**What the task requires:**
Copy every line in which the string "date" occurs.

====

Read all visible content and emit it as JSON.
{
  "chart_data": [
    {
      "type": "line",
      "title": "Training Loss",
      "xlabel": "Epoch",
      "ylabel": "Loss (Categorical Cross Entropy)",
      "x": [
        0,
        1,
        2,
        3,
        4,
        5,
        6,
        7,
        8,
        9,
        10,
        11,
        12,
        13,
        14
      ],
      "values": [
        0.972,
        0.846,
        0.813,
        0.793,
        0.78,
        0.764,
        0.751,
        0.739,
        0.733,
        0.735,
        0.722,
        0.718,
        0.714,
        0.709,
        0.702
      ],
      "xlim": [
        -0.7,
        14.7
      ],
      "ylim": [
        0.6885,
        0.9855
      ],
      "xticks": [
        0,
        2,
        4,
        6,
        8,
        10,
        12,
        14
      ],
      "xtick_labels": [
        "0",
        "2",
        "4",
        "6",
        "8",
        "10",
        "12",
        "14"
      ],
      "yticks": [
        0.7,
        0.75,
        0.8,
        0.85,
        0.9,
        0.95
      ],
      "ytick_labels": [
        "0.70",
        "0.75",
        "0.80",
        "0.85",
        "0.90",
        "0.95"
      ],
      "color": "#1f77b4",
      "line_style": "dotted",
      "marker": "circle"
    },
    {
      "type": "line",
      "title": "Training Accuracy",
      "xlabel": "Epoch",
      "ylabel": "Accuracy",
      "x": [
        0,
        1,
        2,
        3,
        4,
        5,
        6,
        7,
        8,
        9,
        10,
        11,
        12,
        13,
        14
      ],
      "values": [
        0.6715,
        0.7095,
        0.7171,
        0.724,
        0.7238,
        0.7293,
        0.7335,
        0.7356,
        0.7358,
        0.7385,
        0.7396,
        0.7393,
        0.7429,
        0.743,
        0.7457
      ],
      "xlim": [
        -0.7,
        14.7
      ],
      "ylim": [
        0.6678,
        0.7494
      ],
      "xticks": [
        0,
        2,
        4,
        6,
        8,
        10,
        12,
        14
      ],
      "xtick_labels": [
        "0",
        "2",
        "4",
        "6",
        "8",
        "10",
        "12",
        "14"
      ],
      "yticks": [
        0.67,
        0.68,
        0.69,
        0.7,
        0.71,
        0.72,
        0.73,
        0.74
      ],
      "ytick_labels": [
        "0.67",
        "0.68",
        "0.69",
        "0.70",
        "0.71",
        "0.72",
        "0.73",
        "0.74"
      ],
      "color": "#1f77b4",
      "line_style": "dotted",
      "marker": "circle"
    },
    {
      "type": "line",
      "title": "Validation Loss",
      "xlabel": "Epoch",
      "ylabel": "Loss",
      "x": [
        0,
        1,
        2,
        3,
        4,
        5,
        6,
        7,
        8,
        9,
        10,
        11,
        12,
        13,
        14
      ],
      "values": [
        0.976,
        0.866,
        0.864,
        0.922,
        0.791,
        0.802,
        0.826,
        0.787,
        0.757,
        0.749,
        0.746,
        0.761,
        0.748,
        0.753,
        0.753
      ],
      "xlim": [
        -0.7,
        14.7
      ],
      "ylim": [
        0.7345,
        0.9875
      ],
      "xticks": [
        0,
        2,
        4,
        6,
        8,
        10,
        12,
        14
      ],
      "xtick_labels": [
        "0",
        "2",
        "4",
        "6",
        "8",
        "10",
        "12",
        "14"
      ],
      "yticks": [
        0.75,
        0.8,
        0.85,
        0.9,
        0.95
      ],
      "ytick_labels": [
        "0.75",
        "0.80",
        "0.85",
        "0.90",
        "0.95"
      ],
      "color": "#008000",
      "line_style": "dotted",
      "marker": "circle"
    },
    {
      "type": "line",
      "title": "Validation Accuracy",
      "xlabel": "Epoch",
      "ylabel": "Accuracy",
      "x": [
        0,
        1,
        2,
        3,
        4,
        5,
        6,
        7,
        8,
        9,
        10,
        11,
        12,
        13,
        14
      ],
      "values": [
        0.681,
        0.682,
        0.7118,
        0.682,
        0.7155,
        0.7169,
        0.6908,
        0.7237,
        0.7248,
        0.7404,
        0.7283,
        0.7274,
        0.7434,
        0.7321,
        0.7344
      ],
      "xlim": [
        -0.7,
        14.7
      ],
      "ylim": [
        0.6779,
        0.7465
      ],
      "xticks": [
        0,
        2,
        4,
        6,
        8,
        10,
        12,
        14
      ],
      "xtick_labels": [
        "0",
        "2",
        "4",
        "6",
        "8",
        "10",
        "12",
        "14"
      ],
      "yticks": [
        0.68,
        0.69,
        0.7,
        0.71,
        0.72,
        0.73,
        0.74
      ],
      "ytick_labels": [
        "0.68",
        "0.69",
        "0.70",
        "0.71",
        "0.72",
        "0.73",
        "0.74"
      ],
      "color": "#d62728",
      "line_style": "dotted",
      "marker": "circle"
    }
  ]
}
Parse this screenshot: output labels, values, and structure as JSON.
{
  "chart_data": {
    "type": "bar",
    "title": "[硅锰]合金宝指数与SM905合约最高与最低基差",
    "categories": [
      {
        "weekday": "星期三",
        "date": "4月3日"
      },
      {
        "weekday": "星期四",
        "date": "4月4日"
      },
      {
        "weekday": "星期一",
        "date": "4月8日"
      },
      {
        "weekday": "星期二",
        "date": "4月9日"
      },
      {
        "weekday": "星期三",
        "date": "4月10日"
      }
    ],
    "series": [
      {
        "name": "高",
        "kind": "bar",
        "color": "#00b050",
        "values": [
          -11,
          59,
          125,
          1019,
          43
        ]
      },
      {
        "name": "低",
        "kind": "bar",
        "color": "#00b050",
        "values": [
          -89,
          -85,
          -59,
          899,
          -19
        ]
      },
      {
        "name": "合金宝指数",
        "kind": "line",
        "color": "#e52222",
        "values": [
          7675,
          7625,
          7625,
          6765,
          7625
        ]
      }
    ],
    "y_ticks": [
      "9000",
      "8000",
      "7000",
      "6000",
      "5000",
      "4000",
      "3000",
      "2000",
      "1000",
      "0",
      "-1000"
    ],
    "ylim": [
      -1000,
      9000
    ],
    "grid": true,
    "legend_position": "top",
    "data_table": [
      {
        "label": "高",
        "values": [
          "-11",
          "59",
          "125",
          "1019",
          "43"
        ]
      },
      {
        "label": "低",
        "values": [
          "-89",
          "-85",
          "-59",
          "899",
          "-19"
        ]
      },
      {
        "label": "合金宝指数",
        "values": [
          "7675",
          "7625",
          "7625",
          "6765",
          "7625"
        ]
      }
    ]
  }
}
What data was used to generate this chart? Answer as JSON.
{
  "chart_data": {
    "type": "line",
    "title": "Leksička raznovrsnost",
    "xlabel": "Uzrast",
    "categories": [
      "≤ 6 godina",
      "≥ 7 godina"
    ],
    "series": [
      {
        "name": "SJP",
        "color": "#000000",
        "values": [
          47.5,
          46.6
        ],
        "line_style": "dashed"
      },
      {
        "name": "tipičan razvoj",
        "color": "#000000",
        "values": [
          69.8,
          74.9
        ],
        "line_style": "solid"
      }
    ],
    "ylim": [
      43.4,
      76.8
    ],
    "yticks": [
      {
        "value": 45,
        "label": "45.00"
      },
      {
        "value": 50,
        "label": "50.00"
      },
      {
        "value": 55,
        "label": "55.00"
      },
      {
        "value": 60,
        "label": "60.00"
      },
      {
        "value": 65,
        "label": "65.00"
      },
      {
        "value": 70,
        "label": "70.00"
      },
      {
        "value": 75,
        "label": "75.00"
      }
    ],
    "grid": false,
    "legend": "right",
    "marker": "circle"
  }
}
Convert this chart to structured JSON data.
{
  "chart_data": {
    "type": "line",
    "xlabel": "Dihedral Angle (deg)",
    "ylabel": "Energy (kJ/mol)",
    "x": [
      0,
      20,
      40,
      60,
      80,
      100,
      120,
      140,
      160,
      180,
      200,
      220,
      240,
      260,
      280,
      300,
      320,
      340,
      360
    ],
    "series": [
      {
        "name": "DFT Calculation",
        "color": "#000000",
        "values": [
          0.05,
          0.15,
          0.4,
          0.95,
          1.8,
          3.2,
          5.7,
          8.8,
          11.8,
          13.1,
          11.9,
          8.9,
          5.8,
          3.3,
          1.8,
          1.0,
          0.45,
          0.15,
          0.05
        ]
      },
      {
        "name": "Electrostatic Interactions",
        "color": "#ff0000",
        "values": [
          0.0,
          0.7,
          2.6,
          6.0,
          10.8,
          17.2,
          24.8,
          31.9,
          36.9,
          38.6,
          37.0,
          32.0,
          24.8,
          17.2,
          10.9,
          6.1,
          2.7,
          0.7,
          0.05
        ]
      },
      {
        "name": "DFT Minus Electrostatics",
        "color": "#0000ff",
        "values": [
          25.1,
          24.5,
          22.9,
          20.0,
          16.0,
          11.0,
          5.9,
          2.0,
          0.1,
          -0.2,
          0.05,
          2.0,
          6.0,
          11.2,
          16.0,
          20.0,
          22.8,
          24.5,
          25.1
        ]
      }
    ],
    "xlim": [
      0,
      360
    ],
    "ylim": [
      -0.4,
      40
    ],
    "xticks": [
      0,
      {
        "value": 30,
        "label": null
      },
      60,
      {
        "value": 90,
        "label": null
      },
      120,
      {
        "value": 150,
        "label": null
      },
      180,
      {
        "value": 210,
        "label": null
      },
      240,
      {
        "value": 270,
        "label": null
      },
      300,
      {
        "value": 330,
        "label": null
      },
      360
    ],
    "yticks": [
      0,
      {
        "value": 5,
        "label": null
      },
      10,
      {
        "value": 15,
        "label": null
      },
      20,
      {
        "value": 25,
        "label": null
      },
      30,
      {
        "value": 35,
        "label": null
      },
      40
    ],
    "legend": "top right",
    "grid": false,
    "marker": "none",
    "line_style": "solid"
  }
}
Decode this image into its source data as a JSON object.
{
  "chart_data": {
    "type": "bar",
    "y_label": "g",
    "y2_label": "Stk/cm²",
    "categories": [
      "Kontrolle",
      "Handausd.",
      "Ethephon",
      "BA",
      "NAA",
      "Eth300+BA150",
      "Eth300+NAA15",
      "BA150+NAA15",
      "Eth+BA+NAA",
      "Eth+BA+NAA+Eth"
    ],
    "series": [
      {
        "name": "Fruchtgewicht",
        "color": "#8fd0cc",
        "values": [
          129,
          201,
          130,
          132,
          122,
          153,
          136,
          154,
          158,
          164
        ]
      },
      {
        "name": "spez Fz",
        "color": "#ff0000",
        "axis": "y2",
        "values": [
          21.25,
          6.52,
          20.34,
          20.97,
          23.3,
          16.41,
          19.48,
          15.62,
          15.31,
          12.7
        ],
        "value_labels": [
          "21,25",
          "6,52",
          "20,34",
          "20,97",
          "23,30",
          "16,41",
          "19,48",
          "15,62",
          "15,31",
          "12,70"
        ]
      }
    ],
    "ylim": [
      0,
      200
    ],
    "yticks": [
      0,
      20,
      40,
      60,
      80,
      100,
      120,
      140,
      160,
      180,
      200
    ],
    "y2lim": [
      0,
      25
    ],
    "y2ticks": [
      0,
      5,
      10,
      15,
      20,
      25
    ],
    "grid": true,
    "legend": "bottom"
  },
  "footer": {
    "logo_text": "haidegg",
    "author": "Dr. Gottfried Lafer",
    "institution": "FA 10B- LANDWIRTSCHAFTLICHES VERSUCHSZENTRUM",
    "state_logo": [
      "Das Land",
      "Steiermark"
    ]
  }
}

====

**Solution for this task:**
        "date": "4月3日"
        "date": "4月4日"
        "date": "4月8日"
        "date": "4月9日"
        "date": "4月10日"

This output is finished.